> Anforderung a
Entnimm dem Forumsbeitrag zum Synchronmotor am Frequenzumrichter wörtlich den Abschnitt, der mit „Ich hab eine“ beginnt und mit „dann auf Überstrom.“ endet.

> Quelle
---

# Synchronmotor an Frequenzumrichter



## tomatensaft (15 Dezember 2015)

Hallo,

Ich hab eine Synchronmotor mit 4 Poolparen und einer Nennfdrehzahl von 4500Rpm. Der Motor ist an 400 in Y geschalten. Aufgrund der Polpaare und der Drehzahl sollte die Nennfrequenz folglich bei 300Hz sein. Rückführung gibt's keine. Normalerweise wird der Antrieb mit einem KEB Umrichter angesteuert. Da ich nur einen 84er Lenze oder einen Ax5000 habe, habe ich mir mal den 84er auf U/F Vfc und den Motordaten 400V/300Hz/4500Rpm eingestellt - Motor noch eingemessen und mal gestartet.

Mit der linearen U/F Kennlinie geht gar nichts - er quietscht und geht dann auf Überstrom.

Mit der quadratischen U/F Kennlinie lässt er sich einschalten und er brummt auch vor sich hin - Wenn ich die Drehzahl erhöhen will dann wird die Frequenz angehoben und der Strom geht in den Max. Grenzbereich. Die Motorspannung kommt nicht über 20V.

Mir kommt vor der Antrieb schafft es nicht über den ersten Ruck hinweg. Meine weiteren Schritte werden dann mal sein die Umin Anhebung hochzudrehen.

---

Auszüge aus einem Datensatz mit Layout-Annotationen
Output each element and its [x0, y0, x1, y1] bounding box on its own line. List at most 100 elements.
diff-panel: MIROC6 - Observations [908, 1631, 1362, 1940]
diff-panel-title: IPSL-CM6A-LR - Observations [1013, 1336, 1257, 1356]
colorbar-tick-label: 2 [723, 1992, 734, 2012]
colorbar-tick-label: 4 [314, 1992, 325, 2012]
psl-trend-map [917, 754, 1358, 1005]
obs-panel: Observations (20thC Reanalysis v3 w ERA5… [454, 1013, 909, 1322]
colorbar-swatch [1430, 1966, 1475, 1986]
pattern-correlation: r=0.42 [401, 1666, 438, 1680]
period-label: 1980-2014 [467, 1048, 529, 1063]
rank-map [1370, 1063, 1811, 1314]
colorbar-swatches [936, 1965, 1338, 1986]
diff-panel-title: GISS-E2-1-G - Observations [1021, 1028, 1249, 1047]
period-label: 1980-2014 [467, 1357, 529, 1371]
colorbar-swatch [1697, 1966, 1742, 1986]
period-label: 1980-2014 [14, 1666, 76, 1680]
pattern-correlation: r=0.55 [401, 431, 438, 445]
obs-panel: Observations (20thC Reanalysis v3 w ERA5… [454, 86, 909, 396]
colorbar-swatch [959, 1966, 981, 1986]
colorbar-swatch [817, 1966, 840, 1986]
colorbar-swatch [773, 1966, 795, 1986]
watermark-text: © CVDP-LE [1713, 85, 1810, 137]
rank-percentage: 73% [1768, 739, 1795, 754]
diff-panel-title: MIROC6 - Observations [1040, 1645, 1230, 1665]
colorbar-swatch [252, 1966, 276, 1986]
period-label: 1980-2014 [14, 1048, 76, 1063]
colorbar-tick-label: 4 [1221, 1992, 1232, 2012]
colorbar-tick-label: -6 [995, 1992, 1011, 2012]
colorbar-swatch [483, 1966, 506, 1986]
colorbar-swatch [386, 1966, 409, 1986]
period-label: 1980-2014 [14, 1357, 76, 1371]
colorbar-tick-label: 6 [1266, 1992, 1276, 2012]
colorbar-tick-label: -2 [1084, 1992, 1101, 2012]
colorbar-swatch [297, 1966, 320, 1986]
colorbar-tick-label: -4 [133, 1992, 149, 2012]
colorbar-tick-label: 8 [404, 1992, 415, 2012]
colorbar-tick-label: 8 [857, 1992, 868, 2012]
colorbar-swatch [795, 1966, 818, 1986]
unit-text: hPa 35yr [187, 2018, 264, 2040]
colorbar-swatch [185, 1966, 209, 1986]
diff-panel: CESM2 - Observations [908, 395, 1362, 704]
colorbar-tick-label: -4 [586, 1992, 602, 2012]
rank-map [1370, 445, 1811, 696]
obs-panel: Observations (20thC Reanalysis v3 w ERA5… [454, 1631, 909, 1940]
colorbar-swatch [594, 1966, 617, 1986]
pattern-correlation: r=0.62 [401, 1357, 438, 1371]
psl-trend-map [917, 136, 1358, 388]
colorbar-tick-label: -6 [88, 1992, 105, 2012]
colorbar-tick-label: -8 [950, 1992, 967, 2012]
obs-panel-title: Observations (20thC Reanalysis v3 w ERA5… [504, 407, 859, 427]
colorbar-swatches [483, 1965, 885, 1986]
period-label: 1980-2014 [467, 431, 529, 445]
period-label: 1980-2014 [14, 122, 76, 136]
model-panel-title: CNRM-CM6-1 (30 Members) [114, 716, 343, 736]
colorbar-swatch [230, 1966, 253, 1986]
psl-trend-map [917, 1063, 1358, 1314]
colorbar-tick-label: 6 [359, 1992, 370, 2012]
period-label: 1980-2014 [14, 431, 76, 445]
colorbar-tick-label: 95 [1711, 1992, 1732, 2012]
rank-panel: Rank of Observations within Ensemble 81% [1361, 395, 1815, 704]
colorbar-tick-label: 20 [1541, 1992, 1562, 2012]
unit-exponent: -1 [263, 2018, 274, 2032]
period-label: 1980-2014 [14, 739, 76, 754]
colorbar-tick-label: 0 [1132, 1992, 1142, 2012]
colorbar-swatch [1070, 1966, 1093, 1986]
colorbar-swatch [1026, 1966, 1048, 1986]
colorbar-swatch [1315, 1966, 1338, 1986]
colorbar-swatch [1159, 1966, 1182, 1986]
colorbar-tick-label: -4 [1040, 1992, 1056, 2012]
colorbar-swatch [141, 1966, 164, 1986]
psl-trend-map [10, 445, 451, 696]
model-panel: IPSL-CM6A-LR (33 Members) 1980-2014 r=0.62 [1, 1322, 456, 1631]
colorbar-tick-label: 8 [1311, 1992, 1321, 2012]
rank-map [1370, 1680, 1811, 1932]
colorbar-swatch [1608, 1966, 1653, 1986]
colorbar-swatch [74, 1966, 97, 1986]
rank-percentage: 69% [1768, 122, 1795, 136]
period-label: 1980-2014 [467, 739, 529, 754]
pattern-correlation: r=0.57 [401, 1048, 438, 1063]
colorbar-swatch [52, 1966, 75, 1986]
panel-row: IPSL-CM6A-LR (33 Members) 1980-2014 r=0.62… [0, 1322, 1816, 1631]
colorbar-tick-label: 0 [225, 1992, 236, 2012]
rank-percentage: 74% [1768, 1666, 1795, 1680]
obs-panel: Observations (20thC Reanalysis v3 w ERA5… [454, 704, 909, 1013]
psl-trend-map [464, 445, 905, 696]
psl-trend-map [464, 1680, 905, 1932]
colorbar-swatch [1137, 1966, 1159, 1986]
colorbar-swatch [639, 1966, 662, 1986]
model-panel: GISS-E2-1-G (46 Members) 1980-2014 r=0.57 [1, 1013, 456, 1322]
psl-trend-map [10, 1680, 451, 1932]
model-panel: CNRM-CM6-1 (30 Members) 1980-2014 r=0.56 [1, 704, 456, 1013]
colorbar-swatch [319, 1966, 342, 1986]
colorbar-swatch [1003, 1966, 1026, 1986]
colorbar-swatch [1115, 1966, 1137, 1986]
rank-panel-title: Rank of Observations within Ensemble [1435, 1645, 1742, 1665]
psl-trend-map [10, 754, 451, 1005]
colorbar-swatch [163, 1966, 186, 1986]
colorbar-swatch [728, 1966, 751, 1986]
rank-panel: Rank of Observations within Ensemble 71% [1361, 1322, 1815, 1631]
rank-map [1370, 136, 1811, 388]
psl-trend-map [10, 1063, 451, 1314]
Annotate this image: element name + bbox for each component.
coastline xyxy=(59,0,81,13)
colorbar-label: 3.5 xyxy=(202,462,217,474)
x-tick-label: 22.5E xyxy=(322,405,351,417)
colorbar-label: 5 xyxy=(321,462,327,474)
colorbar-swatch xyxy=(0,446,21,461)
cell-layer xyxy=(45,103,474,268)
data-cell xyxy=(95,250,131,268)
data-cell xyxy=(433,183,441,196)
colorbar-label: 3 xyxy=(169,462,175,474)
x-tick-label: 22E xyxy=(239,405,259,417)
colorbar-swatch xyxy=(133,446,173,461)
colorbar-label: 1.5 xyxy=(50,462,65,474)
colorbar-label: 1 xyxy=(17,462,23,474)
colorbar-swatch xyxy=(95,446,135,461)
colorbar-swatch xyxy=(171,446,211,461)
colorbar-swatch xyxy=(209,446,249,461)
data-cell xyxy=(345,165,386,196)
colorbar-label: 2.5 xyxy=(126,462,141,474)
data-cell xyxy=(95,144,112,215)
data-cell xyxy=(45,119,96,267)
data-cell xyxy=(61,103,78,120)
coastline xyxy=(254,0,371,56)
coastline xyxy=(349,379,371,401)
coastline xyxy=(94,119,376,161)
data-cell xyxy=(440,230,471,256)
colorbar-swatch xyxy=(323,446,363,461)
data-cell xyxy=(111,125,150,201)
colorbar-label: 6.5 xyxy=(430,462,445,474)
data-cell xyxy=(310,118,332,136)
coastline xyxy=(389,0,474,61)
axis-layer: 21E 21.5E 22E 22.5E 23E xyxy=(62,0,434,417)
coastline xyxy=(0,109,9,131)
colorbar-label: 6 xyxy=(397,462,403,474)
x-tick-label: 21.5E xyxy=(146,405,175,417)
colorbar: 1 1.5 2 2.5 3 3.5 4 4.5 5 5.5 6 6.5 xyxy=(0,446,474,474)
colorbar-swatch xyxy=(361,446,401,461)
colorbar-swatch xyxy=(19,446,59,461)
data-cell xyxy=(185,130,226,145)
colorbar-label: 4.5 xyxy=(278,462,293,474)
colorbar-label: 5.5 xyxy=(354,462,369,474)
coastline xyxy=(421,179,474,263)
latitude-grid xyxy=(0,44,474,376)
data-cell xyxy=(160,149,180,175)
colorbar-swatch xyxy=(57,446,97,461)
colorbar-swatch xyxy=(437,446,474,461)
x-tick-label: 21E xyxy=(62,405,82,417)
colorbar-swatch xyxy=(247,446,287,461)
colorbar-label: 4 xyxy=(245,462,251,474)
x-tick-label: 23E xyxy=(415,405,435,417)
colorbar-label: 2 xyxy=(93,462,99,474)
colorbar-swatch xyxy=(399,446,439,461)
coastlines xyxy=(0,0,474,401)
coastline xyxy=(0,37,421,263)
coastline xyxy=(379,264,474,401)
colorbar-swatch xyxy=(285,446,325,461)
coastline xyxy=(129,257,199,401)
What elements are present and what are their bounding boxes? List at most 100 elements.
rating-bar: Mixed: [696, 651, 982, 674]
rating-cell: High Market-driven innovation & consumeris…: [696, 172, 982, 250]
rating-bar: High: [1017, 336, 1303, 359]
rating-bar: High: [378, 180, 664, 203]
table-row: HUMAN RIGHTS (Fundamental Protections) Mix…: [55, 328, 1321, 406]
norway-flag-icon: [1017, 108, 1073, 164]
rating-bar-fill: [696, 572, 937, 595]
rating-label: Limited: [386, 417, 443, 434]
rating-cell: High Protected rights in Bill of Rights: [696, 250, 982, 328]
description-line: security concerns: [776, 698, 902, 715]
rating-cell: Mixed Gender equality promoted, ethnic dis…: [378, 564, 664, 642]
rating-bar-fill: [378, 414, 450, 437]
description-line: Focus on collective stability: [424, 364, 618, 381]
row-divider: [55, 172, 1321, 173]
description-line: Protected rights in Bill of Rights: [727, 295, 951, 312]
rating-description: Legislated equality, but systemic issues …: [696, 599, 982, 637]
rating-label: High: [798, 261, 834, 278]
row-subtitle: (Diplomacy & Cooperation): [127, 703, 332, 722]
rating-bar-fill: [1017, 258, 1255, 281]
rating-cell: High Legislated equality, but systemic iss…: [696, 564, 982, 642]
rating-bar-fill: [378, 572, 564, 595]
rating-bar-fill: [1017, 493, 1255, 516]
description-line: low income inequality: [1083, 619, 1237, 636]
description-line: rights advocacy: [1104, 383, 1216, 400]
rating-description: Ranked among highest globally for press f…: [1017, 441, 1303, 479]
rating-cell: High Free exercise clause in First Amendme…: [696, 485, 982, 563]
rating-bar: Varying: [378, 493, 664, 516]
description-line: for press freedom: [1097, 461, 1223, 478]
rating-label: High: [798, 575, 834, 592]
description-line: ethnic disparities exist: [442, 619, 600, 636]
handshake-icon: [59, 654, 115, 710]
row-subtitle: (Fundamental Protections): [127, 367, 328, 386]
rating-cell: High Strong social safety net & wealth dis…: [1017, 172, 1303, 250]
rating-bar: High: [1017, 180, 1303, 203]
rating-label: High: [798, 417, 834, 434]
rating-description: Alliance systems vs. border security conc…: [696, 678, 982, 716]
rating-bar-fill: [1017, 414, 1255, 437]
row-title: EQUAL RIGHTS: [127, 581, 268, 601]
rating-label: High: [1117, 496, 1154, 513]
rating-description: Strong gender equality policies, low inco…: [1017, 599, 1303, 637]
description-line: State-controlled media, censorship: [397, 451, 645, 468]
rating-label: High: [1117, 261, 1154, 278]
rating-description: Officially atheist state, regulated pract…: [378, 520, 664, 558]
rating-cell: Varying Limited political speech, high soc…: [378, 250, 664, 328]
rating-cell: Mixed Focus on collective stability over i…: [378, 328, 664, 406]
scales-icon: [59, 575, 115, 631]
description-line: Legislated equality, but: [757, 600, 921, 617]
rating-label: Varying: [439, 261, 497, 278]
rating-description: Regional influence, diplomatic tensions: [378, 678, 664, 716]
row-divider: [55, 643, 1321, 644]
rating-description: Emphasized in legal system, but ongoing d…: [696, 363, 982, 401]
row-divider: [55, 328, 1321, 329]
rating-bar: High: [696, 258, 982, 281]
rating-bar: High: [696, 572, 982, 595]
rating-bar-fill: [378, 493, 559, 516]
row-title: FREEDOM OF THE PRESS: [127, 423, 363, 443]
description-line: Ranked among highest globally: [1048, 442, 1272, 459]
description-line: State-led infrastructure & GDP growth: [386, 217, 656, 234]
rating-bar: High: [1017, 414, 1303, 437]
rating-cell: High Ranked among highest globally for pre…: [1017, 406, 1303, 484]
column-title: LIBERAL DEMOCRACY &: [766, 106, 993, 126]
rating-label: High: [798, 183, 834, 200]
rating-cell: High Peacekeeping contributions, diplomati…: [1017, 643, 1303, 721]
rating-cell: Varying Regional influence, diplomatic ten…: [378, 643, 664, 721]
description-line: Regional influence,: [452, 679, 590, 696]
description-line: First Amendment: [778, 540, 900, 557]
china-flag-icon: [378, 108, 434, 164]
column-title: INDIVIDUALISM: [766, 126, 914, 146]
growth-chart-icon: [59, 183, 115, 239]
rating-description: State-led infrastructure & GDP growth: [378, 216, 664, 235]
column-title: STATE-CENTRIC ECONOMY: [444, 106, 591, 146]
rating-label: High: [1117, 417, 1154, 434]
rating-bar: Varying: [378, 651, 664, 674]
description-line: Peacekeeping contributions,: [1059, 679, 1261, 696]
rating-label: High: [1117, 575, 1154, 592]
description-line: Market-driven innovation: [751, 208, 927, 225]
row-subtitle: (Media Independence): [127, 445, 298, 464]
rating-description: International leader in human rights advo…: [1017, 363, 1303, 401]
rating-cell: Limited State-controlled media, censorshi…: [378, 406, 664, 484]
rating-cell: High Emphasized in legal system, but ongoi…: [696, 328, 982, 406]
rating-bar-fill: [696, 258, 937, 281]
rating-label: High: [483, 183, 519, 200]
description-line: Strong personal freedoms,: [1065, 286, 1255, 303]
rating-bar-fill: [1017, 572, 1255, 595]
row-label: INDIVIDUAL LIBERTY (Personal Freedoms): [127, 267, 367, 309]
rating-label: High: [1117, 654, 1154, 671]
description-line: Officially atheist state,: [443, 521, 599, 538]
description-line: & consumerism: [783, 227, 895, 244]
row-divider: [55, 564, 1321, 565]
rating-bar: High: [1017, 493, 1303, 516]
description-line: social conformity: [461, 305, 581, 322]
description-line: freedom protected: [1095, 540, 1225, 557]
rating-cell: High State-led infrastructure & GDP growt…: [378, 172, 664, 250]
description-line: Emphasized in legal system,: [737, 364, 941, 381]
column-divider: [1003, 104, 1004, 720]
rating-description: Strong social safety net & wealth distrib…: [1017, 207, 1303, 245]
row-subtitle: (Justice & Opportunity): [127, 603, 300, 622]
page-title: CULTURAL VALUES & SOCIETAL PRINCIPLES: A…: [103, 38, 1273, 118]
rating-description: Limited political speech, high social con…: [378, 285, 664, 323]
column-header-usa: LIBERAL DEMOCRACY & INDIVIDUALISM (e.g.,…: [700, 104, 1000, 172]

---

> Anforderung b
Kopiere aus den Datensätzen oben unverändert nur die Zeilen, beginnend am Anfang der Datensätze und endend mit der Zeile, die „colorbar-swatches [936, 1965, 1338, 1986]“ enthält, diese eingeschlossen.

> Erwartete Antwort a
Ich hab eine Synchronmotor mit 4 Poolparen und einer Nennfdrehzahl von 4500Rpm. Der Motor ist an 400 in Y geschalten. Aufgrund der Polpaare und der Drehzahl sollte die Nennfrequenz folglich bei 300Hz sein. Rückführung gibt's keine. Normalerweise wird der Antrieb mit einem KEB Umrichter angesteuert. Da ich nur einen 84er Lenze oder einen Ax5000 habe, habe ich mir mal den 84er auf U/F Vfc und den Motordaten 400V/300Hz/4500Rpm eingestellt - Motor noch eingemessen und mal gestartet.

Mit der linearen U/F Kennlinie geht gar nichts - er quietscht und geht dann auf Überstrom.

> Erwartete Antwort b
Output each element and its [x0, y0, x1, y1] bounding box on its own line. List at most 100 elements.
diff-panel: MIROC6 - Observations [908, 1631, 1362, 1940]
diff-panel-title: IPSL-CM6A-LR - Observations [1013, 1336, 1257, 1356]
colorbar-tick-label: 2 [723, 1992, 734, 2012]
colorbar-tick-label: 4 [314, 1992, 325, 2012]
psl-trend-map [917, 754, 1358, 1005]
obs-panel: Observations (20thC Reanalysis v3 w ERA5… [454, 1013, 909, 1322]
colorbar-swatch [1430, 1966, 1475, 1986]
pattern-correlation: r=0.42 [401, 1666, 438, 1680]
period-label: 1980-2014 [467, 1048, 529, 1063]
rank-map [1370, 1063, 1811, 1314]
colorbar-swatches [936, 1965, 1338, 1986]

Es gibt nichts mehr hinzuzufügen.